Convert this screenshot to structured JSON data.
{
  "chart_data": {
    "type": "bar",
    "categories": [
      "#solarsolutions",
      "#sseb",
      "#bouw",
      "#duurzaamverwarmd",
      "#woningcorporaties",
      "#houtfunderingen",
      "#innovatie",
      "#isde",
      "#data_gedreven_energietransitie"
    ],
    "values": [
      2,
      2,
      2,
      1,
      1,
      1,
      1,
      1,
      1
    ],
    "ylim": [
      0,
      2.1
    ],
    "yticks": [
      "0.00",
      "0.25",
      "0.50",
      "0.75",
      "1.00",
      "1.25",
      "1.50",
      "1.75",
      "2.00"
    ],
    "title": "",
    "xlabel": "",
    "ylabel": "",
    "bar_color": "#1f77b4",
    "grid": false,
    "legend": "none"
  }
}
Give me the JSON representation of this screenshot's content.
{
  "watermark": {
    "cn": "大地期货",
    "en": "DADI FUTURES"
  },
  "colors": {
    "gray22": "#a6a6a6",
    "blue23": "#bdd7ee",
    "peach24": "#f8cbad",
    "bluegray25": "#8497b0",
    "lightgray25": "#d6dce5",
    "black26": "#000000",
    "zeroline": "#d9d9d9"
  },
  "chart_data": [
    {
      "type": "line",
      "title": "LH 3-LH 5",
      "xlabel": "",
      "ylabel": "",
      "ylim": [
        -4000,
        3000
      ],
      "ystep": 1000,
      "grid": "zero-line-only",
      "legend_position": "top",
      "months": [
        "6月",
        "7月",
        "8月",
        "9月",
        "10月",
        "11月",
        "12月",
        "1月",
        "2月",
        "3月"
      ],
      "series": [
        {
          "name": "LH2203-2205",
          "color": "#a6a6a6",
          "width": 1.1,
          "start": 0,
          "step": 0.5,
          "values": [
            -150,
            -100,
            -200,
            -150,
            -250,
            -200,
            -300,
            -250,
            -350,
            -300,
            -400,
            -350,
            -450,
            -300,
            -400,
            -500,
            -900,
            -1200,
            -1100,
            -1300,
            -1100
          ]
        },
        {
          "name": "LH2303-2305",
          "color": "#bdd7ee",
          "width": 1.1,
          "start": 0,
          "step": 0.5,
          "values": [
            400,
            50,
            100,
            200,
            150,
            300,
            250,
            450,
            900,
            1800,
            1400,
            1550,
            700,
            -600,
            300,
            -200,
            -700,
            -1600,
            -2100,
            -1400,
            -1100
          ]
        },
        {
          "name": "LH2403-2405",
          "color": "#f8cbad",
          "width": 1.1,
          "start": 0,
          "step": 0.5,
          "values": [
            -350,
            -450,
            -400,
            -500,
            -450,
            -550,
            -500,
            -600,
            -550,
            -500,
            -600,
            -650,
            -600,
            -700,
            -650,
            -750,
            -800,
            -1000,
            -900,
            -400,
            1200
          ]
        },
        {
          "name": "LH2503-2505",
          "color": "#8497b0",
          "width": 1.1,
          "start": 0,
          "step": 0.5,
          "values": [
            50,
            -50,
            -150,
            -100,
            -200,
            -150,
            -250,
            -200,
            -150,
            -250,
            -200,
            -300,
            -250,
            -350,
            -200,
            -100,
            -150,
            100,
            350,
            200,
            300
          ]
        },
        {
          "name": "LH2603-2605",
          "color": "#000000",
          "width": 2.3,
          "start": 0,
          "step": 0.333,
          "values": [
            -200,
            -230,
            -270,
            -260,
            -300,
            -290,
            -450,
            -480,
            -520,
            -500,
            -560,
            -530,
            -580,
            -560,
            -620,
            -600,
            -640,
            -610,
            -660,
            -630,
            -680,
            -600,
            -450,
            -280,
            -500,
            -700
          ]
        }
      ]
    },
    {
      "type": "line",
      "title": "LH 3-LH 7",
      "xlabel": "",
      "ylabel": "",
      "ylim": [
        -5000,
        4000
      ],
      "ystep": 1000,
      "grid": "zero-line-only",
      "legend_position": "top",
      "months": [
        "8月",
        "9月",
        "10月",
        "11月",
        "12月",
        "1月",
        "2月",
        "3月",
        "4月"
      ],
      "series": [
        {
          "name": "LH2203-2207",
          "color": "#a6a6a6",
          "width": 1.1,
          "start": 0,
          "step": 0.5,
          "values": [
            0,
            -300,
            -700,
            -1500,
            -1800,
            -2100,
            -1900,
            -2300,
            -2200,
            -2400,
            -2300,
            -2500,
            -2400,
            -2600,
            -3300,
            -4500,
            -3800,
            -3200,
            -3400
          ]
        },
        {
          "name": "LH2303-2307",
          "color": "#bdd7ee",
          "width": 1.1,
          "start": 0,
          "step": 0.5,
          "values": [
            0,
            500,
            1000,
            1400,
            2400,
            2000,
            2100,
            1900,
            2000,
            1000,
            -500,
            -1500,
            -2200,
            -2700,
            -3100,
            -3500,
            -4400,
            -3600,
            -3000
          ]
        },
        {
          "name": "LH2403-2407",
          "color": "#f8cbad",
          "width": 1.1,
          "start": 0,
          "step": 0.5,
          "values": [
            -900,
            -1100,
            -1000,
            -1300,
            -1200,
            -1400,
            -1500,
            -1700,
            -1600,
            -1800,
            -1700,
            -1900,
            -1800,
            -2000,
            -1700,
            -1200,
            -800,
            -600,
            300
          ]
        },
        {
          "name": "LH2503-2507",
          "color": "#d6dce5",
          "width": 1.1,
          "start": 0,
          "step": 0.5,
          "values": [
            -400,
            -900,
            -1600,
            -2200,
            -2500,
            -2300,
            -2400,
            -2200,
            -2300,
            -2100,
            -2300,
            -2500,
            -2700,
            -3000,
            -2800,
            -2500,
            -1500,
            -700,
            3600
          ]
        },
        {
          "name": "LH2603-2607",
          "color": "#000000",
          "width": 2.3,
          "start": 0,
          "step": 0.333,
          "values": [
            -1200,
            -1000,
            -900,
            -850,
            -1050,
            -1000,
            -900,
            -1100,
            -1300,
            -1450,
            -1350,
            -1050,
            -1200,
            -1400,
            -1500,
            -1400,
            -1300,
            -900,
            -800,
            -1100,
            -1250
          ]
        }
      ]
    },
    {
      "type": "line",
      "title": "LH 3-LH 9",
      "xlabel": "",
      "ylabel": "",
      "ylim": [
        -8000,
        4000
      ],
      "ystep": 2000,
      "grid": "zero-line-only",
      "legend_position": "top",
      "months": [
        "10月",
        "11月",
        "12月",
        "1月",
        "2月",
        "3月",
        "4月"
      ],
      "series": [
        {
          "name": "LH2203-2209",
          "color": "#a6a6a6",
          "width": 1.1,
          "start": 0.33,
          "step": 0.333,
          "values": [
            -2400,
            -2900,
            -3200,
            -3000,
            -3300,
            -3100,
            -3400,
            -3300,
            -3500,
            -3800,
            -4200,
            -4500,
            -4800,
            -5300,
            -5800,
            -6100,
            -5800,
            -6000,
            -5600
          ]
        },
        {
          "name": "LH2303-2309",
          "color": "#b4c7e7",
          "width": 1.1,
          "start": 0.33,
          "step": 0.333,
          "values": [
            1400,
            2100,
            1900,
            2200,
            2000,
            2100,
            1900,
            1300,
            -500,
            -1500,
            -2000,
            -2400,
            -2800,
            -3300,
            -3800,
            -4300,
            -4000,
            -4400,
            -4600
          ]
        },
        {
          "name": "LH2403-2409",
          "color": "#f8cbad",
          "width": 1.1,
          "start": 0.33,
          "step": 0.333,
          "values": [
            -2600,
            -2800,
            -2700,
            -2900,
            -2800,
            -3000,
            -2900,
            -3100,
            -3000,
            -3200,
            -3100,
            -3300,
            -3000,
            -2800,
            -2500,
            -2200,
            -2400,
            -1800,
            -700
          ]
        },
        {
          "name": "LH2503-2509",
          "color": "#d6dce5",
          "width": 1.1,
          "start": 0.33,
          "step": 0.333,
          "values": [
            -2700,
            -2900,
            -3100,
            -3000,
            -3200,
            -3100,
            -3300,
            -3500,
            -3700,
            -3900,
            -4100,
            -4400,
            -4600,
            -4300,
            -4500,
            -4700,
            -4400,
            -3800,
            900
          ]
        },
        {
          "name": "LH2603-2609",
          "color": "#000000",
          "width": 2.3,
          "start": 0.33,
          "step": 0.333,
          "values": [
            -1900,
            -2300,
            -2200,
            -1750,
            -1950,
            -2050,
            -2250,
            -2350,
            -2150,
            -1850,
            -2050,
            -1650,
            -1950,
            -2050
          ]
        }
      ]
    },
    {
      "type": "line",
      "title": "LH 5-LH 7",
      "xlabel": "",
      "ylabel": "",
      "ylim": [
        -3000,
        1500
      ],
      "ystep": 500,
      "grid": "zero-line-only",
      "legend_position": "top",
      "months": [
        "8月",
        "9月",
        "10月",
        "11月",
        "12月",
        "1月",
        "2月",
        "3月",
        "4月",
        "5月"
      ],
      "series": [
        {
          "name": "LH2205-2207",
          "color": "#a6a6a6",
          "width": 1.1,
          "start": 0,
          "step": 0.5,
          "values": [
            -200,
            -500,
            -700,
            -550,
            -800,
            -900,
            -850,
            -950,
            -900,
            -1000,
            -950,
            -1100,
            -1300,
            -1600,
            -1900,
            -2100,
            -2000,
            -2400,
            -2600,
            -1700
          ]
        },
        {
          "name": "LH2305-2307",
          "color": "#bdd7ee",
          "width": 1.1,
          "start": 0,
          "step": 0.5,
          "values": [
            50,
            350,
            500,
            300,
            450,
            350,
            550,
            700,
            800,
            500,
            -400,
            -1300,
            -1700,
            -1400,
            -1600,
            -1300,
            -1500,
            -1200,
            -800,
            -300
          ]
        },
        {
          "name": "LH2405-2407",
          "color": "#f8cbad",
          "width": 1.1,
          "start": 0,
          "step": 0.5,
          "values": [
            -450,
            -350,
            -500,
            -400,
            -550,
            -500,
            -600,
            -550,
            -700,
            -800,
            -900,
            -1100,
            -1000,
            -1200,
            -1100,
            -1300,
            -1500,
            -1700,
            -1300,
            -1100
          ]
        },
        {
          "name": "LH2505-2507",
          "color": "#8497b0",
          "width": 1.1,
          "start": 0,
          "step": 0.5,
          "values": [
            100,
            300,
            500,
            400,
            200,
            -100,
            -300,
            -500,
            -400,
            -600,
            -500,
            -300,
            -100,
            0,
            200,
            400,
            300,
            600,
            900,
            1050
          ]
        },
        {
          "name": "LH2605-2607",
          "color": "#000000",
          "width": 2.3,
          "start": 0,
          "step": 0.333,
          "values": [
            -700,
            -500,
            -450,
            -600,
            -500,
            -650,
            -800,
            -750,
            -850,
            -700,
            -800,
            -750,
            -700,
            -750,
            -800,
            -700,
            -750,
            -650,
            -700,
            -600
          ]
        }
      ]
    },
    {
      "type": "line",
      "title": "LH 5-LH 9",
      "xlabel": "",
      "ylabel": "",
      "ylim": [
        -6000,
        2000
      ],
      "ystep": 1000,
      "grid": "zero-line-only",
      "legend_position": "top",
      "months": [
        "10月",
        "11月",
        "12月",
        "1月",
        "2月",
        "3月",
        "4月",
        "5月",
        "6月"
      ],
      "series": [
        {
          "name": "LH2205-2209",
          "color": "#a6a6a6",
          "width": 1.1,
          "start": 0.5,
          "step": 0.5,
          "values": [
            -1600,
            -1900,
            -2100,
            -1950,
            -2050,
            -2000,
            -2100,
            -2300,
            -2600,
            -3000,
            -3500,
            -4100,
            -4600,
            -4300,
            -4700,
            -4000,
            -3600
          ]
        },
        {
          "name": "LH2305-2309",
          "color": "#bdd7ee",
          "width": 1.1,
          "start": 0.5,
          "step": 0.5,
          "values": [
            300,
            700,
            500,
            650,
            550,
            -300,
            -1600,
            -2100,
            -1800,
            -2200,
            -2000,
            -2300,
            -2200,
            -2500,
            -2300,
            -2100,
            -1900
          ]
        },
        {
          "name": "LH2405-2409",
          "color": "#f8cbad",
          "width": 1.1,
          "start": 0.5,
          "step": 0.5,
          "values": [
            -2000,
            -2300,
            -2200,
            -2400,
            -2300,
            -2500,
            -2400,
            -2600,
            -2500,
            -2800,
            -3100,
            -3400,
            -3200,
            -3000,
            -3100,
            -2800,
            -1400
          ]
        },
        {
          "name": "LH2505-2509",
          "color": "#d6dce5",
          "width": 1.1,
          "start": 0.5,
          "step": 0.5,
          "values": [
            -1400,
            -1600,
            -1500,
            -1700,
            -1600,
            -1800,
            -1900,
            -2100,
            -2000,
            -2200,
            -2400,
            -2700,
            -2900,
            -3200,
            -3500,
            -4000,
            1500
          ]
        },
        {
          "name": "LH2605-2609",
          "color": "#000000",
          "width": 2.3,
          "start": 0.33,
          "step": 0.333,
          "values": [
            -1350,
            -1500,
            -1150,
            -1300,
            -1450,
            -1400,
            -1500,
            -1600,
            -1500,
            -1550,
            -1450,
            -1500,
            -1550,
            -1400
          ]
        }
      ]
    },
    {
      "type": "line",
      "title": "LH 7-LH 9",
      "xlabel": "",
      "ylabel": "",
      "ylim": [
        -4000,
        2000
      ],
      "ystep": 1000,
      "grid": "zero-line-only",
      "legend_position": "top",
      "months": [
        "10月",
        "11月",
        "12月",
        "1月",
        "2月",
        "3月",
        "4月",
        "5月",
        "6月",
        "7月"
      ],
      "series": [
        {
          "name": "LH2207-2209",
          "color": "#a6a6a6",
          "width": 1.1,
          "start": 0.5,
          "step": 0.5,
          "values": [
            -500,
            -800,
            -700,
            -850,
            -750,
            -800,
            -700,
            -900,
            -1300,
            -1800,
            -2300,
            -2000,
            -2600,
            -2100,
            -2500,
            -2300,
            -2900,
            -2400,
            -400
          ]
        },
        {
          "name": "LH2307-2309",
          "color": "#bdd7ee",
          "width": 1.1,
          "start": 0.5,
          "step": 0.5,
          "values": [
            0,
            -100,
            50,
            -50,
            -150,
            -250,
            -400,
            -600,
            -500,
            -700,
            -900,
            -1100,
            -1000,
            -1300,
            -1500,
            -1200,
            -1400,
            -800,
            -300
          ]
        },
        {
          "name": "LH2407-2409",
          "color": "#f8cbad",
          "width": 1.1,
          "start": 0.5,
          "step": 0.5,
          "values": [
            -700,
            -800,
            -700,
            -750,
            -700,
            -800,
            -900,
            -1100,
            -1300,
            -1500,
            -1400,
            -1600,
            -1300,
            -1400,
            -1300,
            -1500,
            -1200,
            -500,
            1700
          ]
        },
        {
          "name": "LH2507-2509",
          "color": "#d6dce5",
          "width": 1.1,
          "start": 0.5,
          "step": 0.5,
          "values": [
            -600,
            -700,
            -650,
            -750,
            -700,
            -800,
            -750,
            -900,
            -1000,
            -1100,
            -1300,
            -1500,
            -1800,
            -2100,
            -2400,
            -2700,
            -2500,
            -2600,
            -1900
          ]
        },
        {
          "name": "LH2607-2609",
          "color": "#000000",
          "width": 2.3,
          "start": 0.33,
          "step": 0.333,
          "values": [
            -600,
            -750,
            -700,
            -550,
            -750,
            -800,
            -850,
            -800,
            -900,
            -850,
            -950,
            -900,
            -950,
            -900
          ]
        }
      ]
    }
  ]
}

※ ※ ※

Your instructions:
Which lines include "title"? Copy each of them out.

Answer for the task:
    "title": "",
      "title": "LH 3-LH 5",
      "title": "LH 3-LH 7",
      "title": "LH 3-LH 9",
      "title": "LH 5-LH 7",
      "title": "LH 5-LH 9",
      "title": "LH 7-LH 9",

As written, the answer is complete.